_Challenge_
Look through the material below. Copy every line with the string "ПОСТУПЛЕНИЯ" in it.

Saved data entries:
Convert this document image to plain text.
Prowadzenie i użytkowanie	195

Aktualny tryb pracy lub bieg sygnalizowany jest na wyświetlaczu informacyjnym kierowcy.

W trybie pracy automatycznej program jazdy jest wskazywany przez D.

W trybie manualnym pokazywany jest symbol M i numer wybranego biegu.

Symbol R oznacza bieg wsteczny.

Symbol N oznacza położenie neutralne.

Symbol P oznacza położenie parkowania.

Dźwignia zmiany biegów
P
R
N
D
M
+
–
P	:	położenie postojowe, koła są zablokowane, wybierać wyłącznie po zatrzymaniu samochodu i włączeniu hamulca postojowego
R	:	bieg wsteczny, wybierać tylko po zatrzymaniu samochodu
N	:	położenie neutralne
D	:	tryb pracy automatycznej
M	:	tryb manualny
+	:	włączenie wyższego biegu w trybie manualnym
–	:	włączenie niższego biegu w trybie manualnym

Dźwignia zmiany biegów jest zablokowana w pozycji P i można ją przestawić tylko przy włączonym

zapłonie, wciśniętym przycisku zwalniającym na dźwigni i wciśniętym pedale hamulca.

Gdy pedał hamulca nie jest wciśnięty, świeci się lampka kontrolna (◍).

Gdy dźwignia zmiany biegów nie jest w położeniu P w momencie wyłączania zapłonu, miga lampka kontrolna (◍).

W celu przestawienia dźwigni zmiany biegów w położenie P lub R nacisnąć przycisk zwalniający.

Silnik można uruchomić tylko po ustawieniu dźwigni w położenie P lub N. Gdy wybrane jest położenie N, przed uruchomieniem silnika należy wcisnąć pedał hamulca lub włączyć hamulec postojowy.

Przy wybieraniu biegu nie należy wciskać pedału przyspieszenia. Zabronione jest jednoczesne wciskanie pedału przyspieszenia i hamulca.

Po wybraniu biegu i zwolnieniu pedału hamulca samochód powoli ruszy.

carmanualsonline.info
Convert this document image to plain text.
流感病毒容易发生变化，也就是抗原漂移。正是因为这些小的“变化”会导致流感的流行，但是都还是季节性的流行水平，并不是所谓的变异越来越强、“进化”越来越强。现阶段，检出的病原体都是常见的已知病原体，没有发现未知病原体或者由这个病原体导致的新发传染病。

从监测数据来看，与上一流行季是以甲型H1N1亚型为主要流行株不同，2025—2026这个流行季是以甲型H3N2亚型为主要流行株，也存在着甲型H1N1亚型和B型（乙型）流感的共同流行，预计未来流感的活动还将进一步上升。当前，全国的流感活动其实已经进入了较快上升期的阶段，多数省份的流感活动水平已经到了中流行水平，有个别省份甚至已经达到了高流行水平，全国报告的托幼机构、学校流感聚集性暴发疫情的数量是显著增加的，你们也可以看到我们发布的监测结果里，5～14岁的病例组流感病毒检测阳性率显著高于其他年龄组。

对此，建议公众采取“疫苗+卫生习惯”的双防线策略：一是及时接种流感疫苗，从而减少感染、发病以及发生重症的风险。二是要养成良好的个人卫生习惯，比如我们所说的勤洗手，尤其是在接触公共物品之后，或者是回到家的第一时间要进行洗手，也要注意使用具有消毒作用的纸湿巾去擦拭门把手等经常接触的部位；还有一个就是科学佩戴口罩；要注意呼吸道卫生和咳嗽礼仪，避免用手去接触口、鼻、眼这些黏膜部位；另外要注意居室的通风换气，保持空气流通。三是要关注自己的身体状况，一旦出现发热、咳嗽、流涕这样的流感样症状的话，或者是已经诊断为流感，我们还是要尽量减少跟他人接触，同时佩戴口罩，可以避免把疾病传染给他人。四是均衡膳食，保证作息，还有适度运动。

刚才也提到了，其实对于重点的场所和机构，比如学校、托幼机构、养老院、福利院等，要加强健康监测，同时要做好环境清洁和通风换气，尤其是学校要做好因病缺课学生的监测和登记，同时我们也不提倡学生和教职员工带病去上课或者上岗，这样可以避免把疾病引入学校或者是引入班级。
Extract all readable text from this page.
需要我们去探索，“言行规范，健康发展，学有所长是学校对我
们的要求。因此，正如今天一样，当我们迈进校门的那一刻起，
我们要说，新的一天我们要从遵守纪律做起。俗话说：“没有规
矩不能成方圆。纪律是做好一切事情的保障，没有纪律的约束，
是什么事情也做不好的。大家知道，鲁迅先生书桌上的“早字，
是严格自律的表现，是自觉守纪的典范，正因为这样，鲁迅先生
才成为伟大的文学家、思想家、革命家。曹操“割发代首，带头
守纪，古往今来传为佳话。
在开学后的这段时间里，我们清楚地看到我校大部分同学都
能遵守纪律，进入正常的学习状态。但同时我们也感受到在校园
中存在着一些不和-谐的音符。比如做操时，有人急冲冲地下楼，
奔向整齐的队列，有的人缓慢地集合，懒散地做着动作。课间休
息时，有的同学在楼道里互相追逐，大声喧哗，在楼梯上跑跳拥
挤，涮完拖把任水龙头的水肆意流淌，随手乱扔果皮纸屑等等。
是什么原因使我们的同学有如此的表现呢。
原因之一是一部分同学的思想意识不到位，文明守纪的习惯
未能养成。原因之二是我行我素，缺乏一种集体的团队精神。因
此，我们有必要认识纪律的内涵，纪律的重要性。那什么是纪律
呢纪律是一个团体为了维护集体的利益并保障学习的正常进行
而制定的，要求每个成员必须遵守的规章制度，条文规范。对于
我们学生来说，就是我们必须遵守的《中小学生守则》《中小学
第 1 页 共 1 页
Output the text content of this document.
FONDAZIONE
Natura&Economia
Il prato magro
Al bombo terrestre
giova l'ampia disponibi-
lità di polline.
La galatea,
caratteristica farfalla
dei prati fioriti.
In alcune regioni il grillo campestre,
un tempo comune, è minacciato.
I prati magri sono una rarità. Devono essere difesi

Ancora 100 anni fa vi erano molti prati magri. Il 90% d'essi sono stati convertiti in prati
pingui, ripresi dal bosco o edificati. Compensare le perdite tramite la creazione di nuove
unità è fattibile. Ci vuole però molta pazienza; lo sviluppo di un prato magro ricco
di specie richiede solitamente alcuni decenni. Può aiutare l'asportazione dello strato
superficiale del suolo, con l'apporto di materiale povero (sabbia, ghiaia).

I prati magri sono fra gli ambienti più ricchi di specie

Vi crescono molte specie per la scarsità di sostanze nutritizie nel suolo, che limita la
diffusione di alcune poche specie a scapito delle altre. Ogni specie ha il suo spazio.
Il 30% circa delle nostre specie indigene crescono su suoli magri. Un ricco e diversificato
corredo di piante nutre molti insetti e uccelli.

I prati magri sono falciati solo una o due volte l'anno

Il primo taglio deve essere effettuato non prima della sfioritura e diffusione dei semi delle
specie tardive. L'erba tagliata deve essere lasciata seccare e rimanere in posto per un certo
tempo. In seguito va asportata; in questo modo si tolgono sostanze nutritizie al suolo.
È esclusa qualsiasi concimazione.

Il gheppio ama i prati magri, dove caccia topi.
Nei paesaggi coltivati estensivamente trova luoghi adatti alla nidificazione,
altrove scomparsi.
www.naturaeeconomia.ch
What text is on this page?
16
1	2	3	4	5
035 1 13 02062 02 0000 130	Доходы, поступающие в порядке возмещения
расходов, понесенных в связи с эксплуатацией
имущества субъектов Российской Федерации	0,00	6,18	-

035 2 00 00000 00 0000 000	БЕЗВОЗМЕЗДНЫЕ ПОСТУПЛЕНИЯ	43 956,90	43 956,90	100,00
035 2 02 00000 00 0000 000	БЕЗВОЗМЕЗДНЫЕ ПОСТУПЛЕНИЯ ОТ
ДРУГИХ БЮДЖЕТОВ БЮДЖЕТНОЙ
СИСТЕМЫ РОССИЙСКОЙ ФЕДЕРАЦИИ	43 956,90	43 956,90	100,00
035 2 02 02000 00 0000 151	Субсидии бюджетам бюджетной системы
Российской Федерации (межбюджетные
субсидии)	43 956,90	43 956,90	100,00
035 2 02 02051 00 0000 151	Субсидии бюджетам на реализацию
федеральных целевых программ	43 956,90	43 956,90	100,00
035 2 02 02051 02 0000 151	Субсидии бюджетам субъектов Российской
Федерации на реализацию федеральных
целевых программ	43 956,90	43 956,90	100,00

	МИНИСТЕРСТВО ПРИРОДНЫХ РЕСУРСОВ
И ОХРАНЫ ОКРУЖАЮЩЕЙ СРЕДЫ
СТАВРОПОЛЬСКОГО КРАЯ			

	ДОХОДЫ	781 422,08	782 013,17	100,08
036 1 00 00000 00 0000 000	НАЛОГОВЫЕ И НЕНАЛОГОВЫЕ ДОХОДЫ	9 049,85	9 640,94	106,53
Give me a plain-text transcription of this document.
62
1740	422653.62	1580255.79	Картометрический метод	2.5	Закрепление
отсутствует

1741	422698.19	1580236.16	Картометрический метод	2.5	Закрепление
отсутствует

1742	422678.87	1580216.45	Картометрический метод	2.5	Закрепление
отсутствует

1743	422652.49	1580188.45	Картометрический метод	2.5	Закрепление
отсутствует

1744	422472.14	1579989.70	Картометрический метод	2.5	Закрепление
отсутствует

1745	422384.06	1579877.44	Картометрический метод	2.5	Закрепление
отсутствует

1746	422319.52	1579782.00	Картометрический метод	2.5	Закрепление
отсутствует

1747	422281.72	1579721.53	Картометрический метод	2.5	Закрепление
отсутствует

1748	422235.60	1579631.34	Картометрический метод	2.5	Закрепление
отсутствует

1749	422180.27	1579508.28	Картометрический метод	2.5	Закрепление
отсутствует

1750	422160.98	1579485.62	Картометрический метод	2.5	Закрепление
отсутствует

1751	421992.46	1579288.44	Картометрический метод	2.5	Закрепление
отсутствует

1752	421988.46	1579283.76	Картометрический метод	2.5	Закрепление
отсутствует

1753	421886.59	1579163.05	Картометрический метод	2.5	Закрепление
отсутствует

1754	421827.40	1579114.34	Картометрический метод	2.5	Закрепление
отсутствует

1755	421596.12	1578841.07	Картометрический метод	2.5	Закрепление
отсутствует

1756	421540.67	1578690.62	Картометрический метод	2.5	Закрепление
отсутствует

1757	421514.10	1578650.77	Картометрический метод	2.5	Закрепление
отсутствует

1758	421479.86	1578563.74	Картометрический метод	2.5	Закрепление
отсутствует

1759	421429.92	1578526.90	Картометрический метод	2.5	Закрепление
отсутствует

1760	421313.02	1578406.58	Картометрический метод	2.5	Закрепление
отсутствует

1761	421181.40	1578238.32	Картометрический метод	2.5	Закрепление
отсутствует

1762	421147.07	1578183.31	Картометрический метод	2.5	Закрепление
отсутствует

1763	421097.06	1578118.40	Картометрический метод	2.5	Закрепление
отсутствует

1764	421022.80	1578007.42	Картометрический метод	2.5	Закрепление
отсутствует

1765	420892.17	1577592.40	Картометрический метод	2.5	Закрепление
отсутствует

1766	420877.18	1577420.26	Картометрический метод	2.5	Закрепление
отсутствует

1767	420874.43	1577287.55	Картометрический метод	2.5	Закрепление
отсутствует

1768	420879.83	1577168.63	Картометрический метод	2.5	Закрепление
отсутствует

_Answer to this task_
035 2 00 00000 00 0000 000	БЕЗВОЗМЕЗДНЫЕ ПОСТУПЛЕНИЯ	43 956,90	43 956,90	100,00
035 2 02 00000 00 0000 000	БЕЗВОЗМЕЗДНЫЕ ПОСТУПЛЕНИЯ ОТ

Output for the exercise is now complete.